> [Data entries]
= Beginning of Section =

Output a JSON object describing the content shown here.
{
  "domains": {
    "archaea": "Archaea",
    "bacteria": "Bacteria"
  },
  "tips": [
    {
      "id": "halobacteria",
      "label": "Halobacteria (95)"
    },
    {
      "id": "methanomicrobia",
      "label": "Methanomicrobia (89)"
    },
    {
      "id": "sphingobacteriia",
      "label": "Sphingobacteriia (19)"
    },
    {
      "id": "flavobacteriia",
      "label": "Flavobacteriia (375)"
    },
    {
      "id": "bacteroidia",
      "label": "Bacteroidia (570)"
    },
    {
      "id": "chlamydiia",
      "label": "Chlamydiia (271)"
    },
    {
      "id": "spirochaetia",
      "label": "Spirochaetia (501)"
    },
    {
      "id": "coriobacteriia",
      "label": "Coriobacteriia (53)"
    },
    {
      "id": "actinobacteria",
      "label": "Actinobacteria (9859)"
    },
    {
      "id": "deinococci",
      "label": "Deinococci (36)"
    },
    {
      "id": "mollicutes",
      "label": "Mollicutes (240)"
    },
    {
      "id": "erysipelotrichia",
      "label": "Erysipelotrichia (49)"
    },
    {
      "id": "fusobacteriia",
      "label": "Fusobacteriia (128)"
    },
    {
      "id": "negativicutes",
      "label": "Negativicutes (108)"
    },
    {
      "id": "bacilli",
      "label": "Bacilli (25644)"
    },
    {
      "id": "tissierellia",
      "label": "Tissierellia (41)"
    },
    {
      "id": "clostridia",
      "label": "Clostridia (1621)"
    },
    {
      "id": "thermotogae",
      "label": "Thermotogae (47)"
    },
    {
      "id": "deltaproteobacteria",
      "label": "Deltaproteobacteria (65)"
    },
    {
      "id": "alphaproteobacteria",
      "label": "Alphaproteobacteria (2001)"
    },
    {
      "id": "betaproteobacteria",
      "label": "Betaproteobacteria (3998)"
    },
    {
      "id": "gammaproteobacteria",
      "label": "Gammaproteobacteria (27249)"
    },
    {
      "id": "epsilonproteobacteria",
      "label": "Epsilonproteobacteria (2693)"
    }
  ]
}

= End of Section =

> [EXERCISE] Take the data above and reproduce it exactly.

> [PROBLEM SOLUTION]
Output a JSON object describing the content shown here.
{
  "domains": {
    "archaea": "Archaea",
    "bacteria": "Bacteria"
  },
  "tips": [
    {
      "id": "halobacteria",
      "label": "Halobacteria (95)"
    },
    {
      "id": "methanomicrobia",
      "label": "Methanomicrobia (89)"
    },
    {
      "id": "sphingobacteriia",
      "label": "Sphingobacteriia (19)"
    },
    {
      "id": "flavobacteriia",
      "label": "Flavobacteriia (375)"
    },
    {
      "id": "bacteroidia",
      "label": "Bacteroidia (570)"
    },
    {
      "id": "chlamydiia",
      "label": "Chlamydiia (271)"
    },
    {
      "id": "spirochaetia",
      "label": "Spirochaetia (501)"
    },
    {
      "id": "coriobacteriia",
      "label": "Coriobacteriia (53)"
    },
    {
      "id": "actinobacteria",
      "label": "Actinobacteria (9859)"
    },
    {
      "id": "deinococci",
      "label": "Deinococci (36)"
    },
    {
      "id": "mollicutes",
      "label": "Mollicutes (240)"
    },
    {
      "id": "erysipelotrichia",
      "label": "Erysipelotrichia (49)"
    },
    {
      "id": "fusobacteriia",
      "label": "Fusobacteriia (128)"
    },
    {
      "id": "negativicutes",
      "label": "Negativicutes (108)"
    },
    {
      "id": "bacilli",
      "label": "Bacilli (25644)"
    },
    {
      "id": "tissierellia",
      "label": "Tissierellia (41)"
    },
    {
      "id": "clostridia",
      "label": "Clostridia (1621)"
    },
    {
      "id": "thermotogae",
      "label": "Thermotogae (47)"
    },
    {
      "id": "deltaproteobacteria",
      "label": "Deltaproteobacteria (65)"
    },
    {
      "id": "alphaproteobacteria",
      "label": "Alphaproteobacteria (2001)"
    },
    {
      "id": "betaproteobacteria",
      "label": "Betaproteobacteria (3998)"
    },
    {
      "id": "gammaproteobacteria",
      "label": "Gammaproteobacteria (27249)"
    },
    {
      "id": "epsilonproteobacteria",
      "label": "Epsilonproteobacteria (2693)"
    }
  ]
}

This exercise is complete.